Copy the listing verbatim, excluding any images found in it.

________________________

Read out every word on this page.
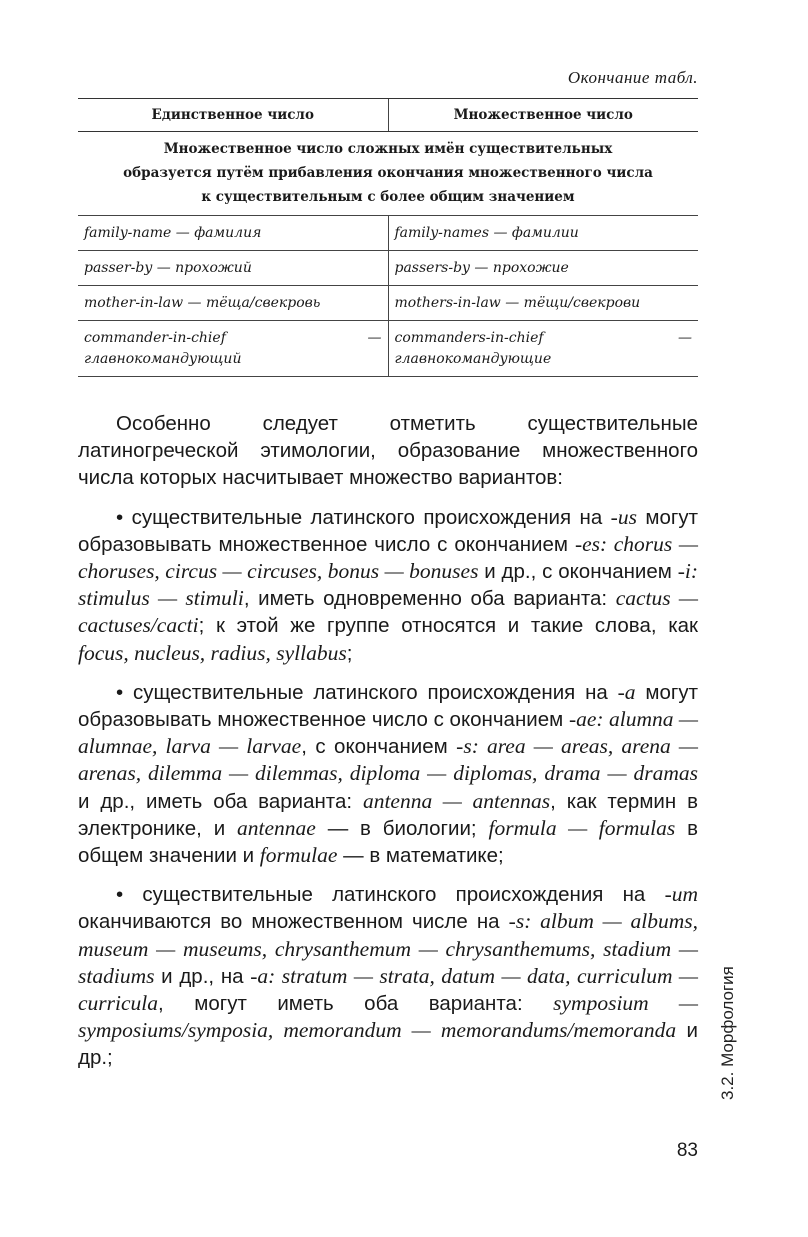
Окончание табл.
Единственное число	Множественное число
Множественное число сложных имён существительных образуется путём прибавления окончания множественного числа к существительным с более общим значением	
family-name — фамилия	family-names — фамилии
passer-by — прохожий	passers-by — прохожие
mother-in-law — тёща/свекровь	mothers-in-law — тёщи/свекрови
commander-in-chief — главнокомандующий	commanders-in-chief — главнокомандующие

Особенно следует отметить существительные латиногреческой этимологии, образование множественного числа которых насчитывает множество вариантов:

• существительные латинского происхождения на -us могут образовывать множественное число с окончанием -es: chorus — choruses, circus — circuses, bonus — bonuses и др., с окончанием -i: stimulus — stimuli, иметь одновременно оба варианта: cactus — cactuses/cacti; к этой же группе относятся и такие слова, как focus, nucleus, radius, syllabus;

• существительные латинского происхождения на -a могут образовывать множественное число с окончанием -ae: alumna — alumnae, larva — larvae, с окончанием -s: area — areas, arena — arenas, dilemma — dilemmas, diploma — diplomas, drama — dramas и др., иметь оба варианта: antenna — antennas, как термин в электронике, и antennae — в биологии; formula — formulas в общем значении и formulae — в математике;

• существительные латинского происхождения на -um оканчиваются во множественном числе на -s: album — albums, museum — museums, chrysanthemum — chrysanthemums, stadium — stadiums и др., на -a: stratum — strata, datum — data, curriculum — curricula, могут иметь оба варианта: symposium — symposiums/symposia, memorandum — memorandums/memoranda и др.;

83
3.2. Морфология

________________________

FINAL ANSWER>
Read out every word on this page.
Окончание табл.
Единственное число	Множественное число
Множественное число сложных имён существительных образуется путём прибавления окончания множественного числа к существительным с более общим значением	
family-name — фамилия	family-names — фамилии
passer-by — прохожий	passers-by — прохожие
mother-in-law — тёща/свекровь	mothers-in-law — тёщи/свекрови
commander-in-chief — главнокомандующий	commanders-in-chief — главнокомандующие

Особенно следует отметить существительные латиногреческой этимологии, образование множественного числа которых насчитывает множество вариантов:

• существительные латинского происхождения на -us могут образовывать множественное число с окончанием -es: chorus — choruses, circus — circuses, bonus — bonuses и др., с окончанием -i: stimulus — stimuli, иметь одновременно оба варианта: cactus — cactuses/cacti; к этой же группе относятся и такие слова, как focus, nucleus, radius, syllabus;

• существительные латинского происхождения на -a могут образовывать множественное число с окончанием -ae: alumna — alumnae, larva — larvae, с окончанием -s: area — areas, arena — arenas, dilemma — dilemmas, diploma — diplomas, drama — dramas и др., иметь оба варианта: antenna — antennas, как термин в электронике, и antennae — в биологии; formula — formulas в общем значении и formulae — в математике;

• существительные латинского происхождения на -um оканчиваются во множественном числе на -s: album — albums, museum — museums, chrysanthemum — chrysanthemums, stadium — stadiums и др., на -a: stratum — strata, datum — data, curriculum — curricula, могут иметь оба варианта: symposium — symposiums/symposia, memorandum — memorandums/memoranda и др.;

83
3.2. Морфология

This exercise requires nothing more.